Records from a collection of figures
- - - - - - -

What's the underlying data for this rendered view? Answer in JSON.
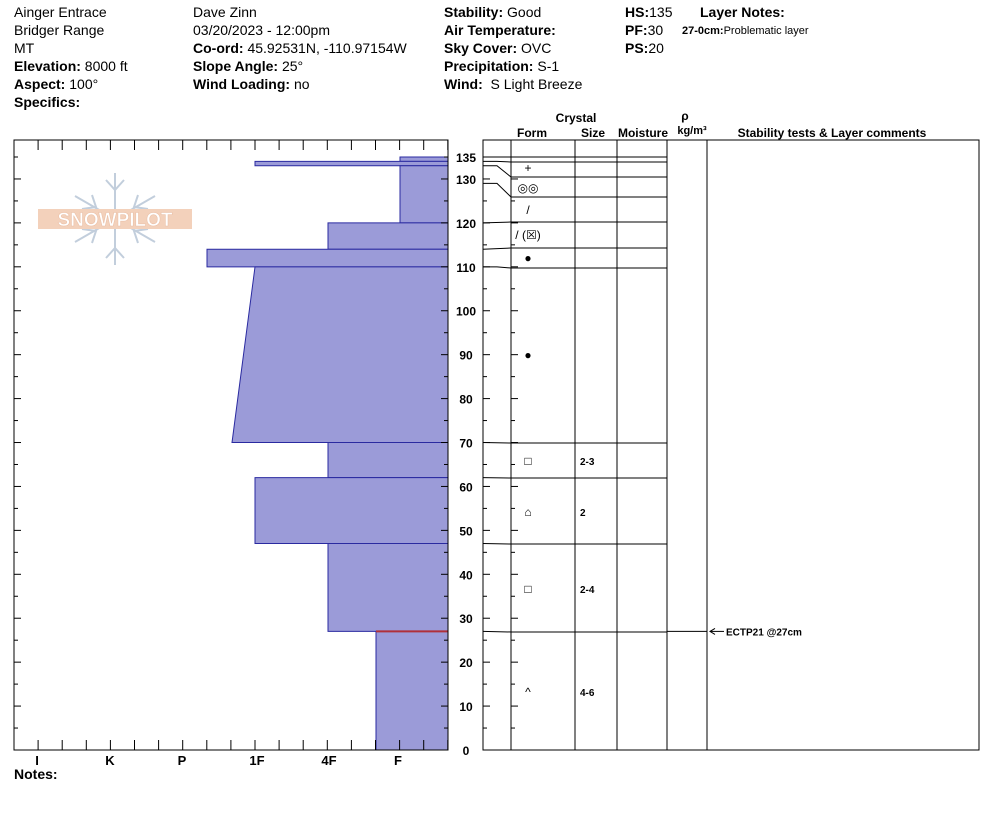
{
  "header": {
    "location": "Ainger Entrace",
    "range": "Bridger Range",
    "state": "MT",
    "elevation_label": "Elevation:",
    "elevation": "8000 ft",
    "aspect_label": "Aspect:",
    "aspect": "100°",
    "specifics_label": "Specifics:",
    "observer": "Dave Zinn",
    "datetime": "03/20/2023 - 12:00pm",
    "coord_label": "Co-ord:",
    "coord": "45.92531N, -110.97154W",
    "slope_label": "Slope Angle:",
    "slope": "25°",
    "wind_loading_label": "Wind Loading:",
    "wind_loading": "no",
    "stability_label": "Stability:",
    "stability": "Good",
    "air_temp_label": "Air Temperature:",
    "sky_label": "Sky Cover:",
    "sky": "OVC",
    "precip_label": "Precipitation:",
    "precip": "S-1",
    "wind_label": "Wind:",
    "wind": "S Light Breeze",
    "hs_label": "HS:",
    "hs": "135",
    "pf_label": "PF:",
    "pf": "30",
    "ps_label": "PS:",
    "ps": "20",
    "layer_notes_label": "Layer Notes:",
    "layer_note_depth": "27-0cm:",
    "layer_note_text": "Problematic layer",
    "notes_label": "Notes:"
  },
  "columns": {
    "crystal": "Crystal",
    "form": "Form",
    "size": "Size",
    "moisture": "Moisture",
    "rho": "ρ",
    "density_unit": "kg/m³",
    "stability": "Stability tests & Layer comments"
  },
  "logo_text": "SNOWPILOT",
  "chart_data": {
    "type": "bar",
    "description_free": true,
    "y_axis": {
      "min": 0,
      "max": 135,
      "ticks": [
        0,
        10,
        20,
        30,
        40,
        50,
        60,
        70,
        80,
        90,
        100,
        110,
        120,
        130,
        135
      ]
    },
    "x_axis": {
      "categories": [
        "I",
        "K",
        "P",
        "1F",
        "4F",
        "F"
      ]
    },
    "hardness_layers": [
      {
        "top": 135,
        "bottom": 134,
        "hardness_top": "F",
        "hardness_bottom": "F"
      },
      {
        "top": 134,
        "bottom": 133,
        "hardness_top": "1F",
        "hardness_bottom": "1F"
      },
      {
        "top": 133,
        "bottom": 120,
        "hardness_top": "F",
        "hardness_bottom": "F"
      },
      {
        "top": 120,
        "bottom": 114,
        "hardness_top": "4F",
        "hardness_bottom": "4F"
      },
      {
        "top": 114,
        "bottom": 110,
        "hardness_top": "P+",
        "hardness_bottom": "P+"
      },
      {
        "top": 110,
        "bottom": 70,
        "hardness_top": "1F",
        "hardness_bottom": "P-"
      },
      {
        "top": 70,
        "bottom": 62,
        "hardness_top": "4F",
        "hardness_bottom": "4F"
      },
      {
        "top": 62,
        "bottom": 47,
        "hardness_top": "1F",
        "hardness_bottom": "1F"
      },
      {
        "top": 47,
        "bottom": 27,
        "hardness_top": "4F",
        "hardness_bottom": "4F"
      },
      {
        "top": 27,
        "bottom": 0,
        "hardness_top": "F+",
        "hardness_bottom": "F+"
      }
    ],
    "hardness_scale": {
      "I": 6,
      "K": 5,
      "P": 4,
      "1F": 3,
      "4F": 2,
      "F": 1
    },
    "layer_boundaries": [
      135,
      134,
      133,
      129,
      125,
      120,
      114,
      110,
      70,
      62,
      47,
      27,
      0
    ],
    "crystal_rows": [
      {
        "top": 134,
        "bottom": 133,
        "form": "+",
        "size": ""
      },
      {
        "top": 133,
        "bottom": 129,
        "form": "◎◎",
        "size": ""
      },
      {
        "top": 129,
        "bottom": 125,
        "form": "/",
        "size": ""
      },
      {
        "top": 125,
        "bottom": 114,
        "form": "/ (☒)",
        "size": ""
      },
      {
        "top": 114,
        "bottom": 110,
        "form": "●",
        "size": ""
      },
      {
        "top": 110,
        "bottom": 70,
        "form": "●",
        "size": ""
      },
      {
        "top": 70,
        "bottom": 62,
        "form": "□",
        "size": "2-3"
      },
      {
        "top": 62,
        "bottom": 47,
        "form": "⌂",
        "size": "2"
      },
      {
        "top": 47,
        "bottom": 27,
        "form": "□",
        "size": "2-4"
      },
      {
        "top": 27,
        "bottom": 0,
        "form": "^",
        "size": "4-6"
      }
    ],
    "stability_tests": [
      {
        "depth": 27,
        "label": "ECTP21 @27cm"
      }
    ],
    "problem_layer_depth": 27
  }
}
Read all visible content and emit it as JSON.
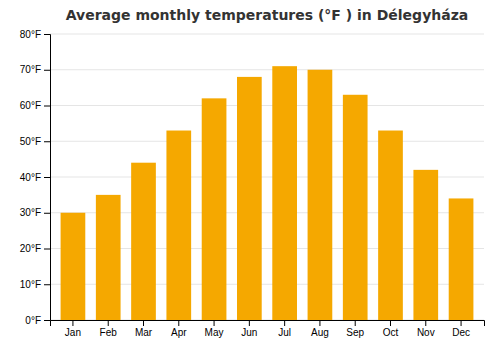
{
  "chart_data": {
    "type": "bar",
    "title": "Average monthly temperatures (°F ) in Délegyháza",
    "categories": [
      "Jan",
      "Feb",
      "Mar",
      "Apr",
      "May",
      "Jun",
      "Jul",
      "Aug",
      "Sep",
      "Oct",
      "Nov",
      "Dec"
    ],
    "values": [
      30,
      35,
      44,
      53,
      62,
      68,
      71,
      70,
      63,
      53,
      42,
      34
    ],
    "color": "#F5A800",
    "ylim": [
      0,
      80
    ],
    "yticks": [
      {
        "value": 0,
        "label": "0°F"
      },
      {
        "value": 10,
        "label": "10°F"
      },
      {
        "value": 20,
        "label": "20°F"
      },
      {
        "value": 30,
        "label": "30°F"
      },
      {
        "value": 40,
        "label": "40°F"
      },
      {
        "value": 50,
        "label": "50°F"
      },
      {
        "value": 60,
        "label": "60°F"
      },
      {
        "value": 70,
        "label": "70°F"
      },
      {
        "value": 80,
        "label": "80°F"
      }
    ],
    "grid": true
  }
}
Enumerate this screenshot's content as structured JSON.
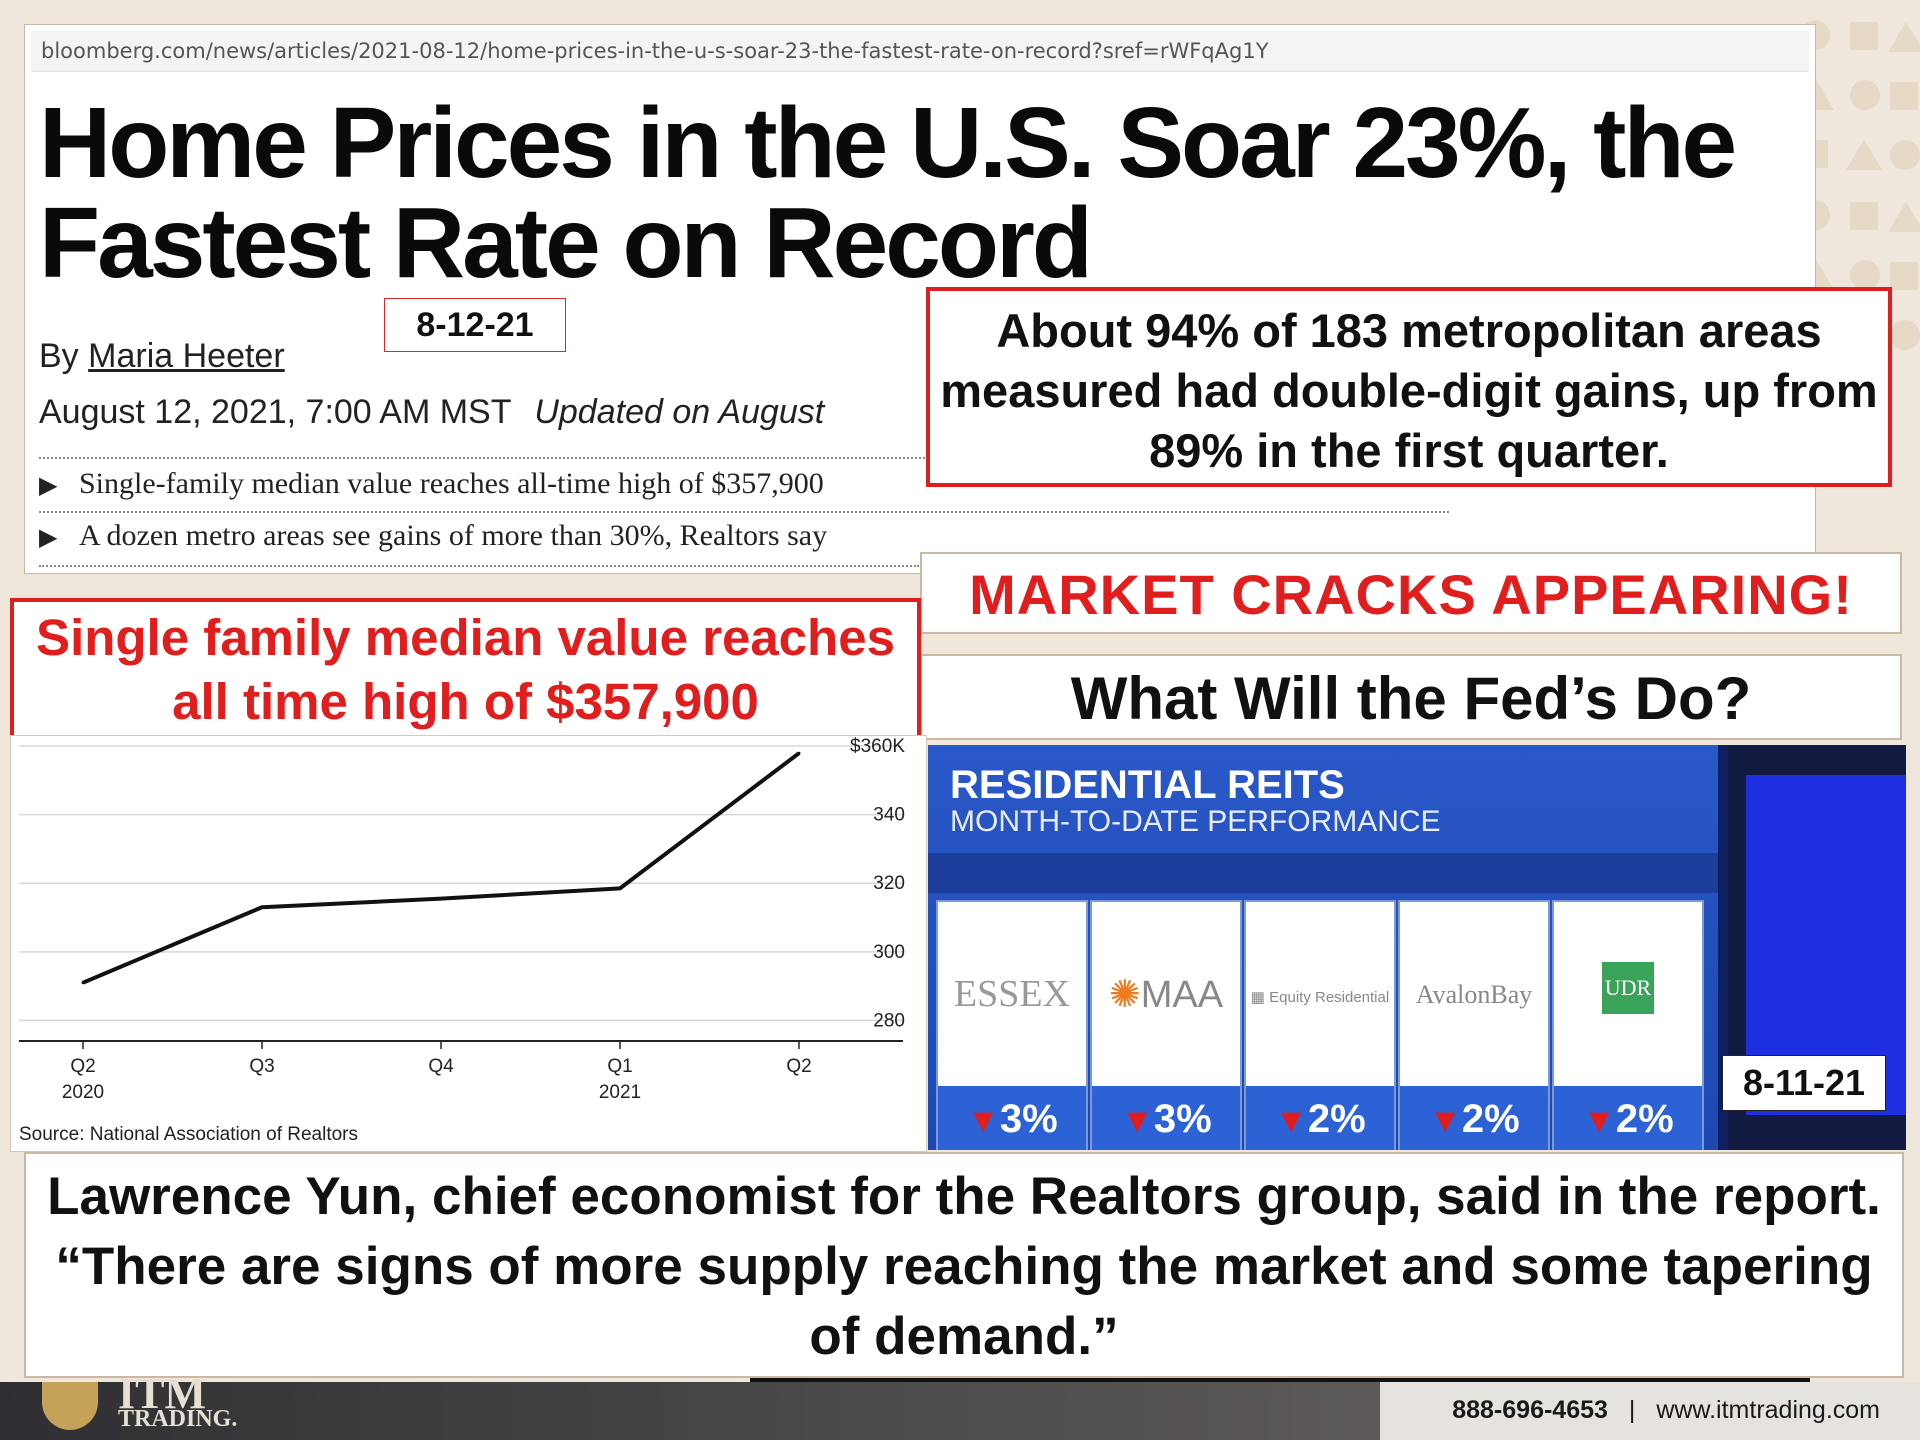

- - - - - - -

**WHAT TO WORK ON:**
Without including the pictures, return each record above exactly as it stands.

**ANSWER TO THIS TASK:**
What's the underlying data for this rendered view? Answer in JSON.
{
  "header": {
    "location": "Ainger Entrace",
    "range": "Bridger Range",
    "state": "MT",
    "elevation_label": "Elevation:",
    "elevation": "8000 ft",
    "aspect_label": "Aspect:",
    "aspect": "100°",
    "specifics_label": "Specifics:",
    "observer": "Dave Zinn",
    "datetime": "03/20/2023 - 12:00pm",
    "coord_label": "Co-ord:",
    "coord": "45.92531N, -110.97154W",
    "slope_label": "Slope Angle:",
    "slope": "25°",
    "wind_loading_label": "Wind Loading:",
    "wind_loading": "no",
    "stability_label": "Stability:",
    "stability": "Good",
    "air_temp_label": "Air Temperature:",
    "sky_label": "Sky Cover:",
    "sky": "OVC",
    "precip_label": "Precipitation:",
    "precip": "S-1",
    "wind_label": "Wind:",
    "wind": "S Light Breeze",
    "hs_label": "HS:",
    "hs": "135",
    "pf_label": "PF:",
    "pf": "30",
    "ps_label": "PS:",
    "ps": "20",
    "layer_notes_label": "Layer Notes:",
    "layer_note_depth": "27-0cm:",
    "layer_note_text": "Problematic layer",
    "notes_label": "Notes:"
  },
  "columns": {
    "crystal": "Crystal",
    "form": "Form",
    "size": "Size",
    "moisture": "Moisture",
    "rho": "ρ",
    "density_unit": "kg/m³",
    "stability": "Stability tests & Layer comments"
  },
  "logo_text": "SNOWPILOT",
  "chart_data": {
    "type": "bar",
    "description_free": true,
    "y_axis": {
      "min": 0,
      "max": 135,
      "ticks": [
        0,
        10,
        20,
        30,
        40,
        50,
        60,
        70,
        80,
        90,
        100,
        110,
        120,
        130,
        135
      ]
    },
    "x_axis": {
      "categories": [
        "I",
        "K",
        "P",
        "1F",
        "4F",
        "F"
      ]
    },
    "hardness_layers": [
      {
        "top": 135,
        "bottom": 134,
        "hardness_top": "F",
        "hardness_bottom": "F"
      },
      {
        "top": 134,
        "bottom": 133,
        "hardness_top": "1F",
        "hardness_bottom": "1F"
      },
      {
        "top": 133,
        "bottom": 120,
        "hardness_top": "F",
        "hardness_bottom": "F"
      },
      {
        "top": 120,
        "bottom": 114,
        "hardness_top": "4F",
        "hardness_bottom": "4F"
      },
      {
        "top": 114,
        "bottom": 110,
        "hardness_top": "P+",
        "hardness_bottom": "P+"
      },
      {
        "top": 110,
        "bottom": 70,
        "hardness_top": "1F",
        "hardness_bottom": "P-"
      },
      {
        "top": 70,
        "bottom": 62,
        "hardness_top": "4F",
        "hardness_bottom": "4F"
      },
      {
        "top": 62,
        "bottom": 47,
        "hardness_top": "1F",
        "hardness_bottom": "1F"
      },
      {
        "top": 47,
        "bottom": 27,
        "hardness_top": "4F",
        "hardness_bottom": "4F"
      },
      {
        "top": 27,
        "bottom": 0,
        "hardness_top": "F+",
        "hardness_bottom": "F+"
      }
    ],
    "hardness_scale": {
      "I": 6,
      "K": 5,
      "P": 4,
      "1F": 3,
      "4F": 2,
      "F": 1
    },
    "layer_boundaries": [
      135,
      134,
      133,
      129,
      125,
      120,
      114,
      110,
      70,
      62,
      47,
      27,
      0
    ],
    "crystal_rows": [
      {
        "top": 134,
        "bottom": 133,
        "form": "+",
        "size": ""
      },
      {
        "top": 133,
        "bottom": 129,
        "form": "◎◎",
        "size": ""
      },
      {
        "top": 129,
        "bottom": 125,
        "form": "/",
        "size": ""
      },
      {
        "top": 125,
        "bottom": 114,
        "form": "/ (☒)",
        "size": ""
      },
      {
        "top": 114,
        "bottom": 110,
        "form": "●",
        "size": ""
      },
      {
        "top": 110,
        "bottom": 70,
        "form": "●",
        "size": ""
      },
      {
        "top": 70,
        "bottom": 62,
        "form": "□",
        "size": "2-3"
      },
      {
        "top": 62,
        "bottom": 47,
        "form": "⌂",
        "size": "2"
      },
      {
        "top": 47,
        "bottom": 27,
        "form": "□",
        "size": "2-4"
      },
      {
        "top": 27,
        "bottom": 0,
        "form": "^",
        "size": "4-6"
      }
    ],
    "stability_tests": [
      {
        "depth": 27,
        "label": "ECTP21 @27cm"
      }
    ],
    "problem_layer_depth": 27
  }
}
Read all visible content and emit it as JSON.
{
  "chart_data": {
    "type": "bar",
    "title": "Average monthly temperatures (°F ) in Délegyháza",
    "categories": [
      "Jan",
      "Feb",
      "Mar",
      "Apr",
      "May",
      "Jun",
      "Jul",
      "Aug",
      "Sep",
      "Oct",
      "Nov",
      "Dec"
    ],
    "values": [
      30,
      35,
      44,
      53,
      62,
      68,
      71,
      70,
      63,
      53,
      42,
      34
    ],
    "color": "#F5A800",
    "ylim": [
      0,
      80
    ],
    "yticks": [
      {
        "value": 0,
        "label": "0°F"
      },
      {
        "value": 10,
        "label": "10°F"
      },
      {
        "value": 20,
        "label": "20°F"
      },
      {
        "value": 30,
        "label": "30°F"
      },
      {
        "value": 40,
        "label": "40°F"
      },
      {
        "value": 50,
        "label": "50°F"
      },
      {
        "value": 60,
        "label": "60°F"
      },
      {
        "value": 70,
        "label": "70°F"
      },
      {
        "value": 80,
        "label": "80°F"
      }
    ],
    "grid": true
  }
}
Enumerate this screenshot's content as structured JSON.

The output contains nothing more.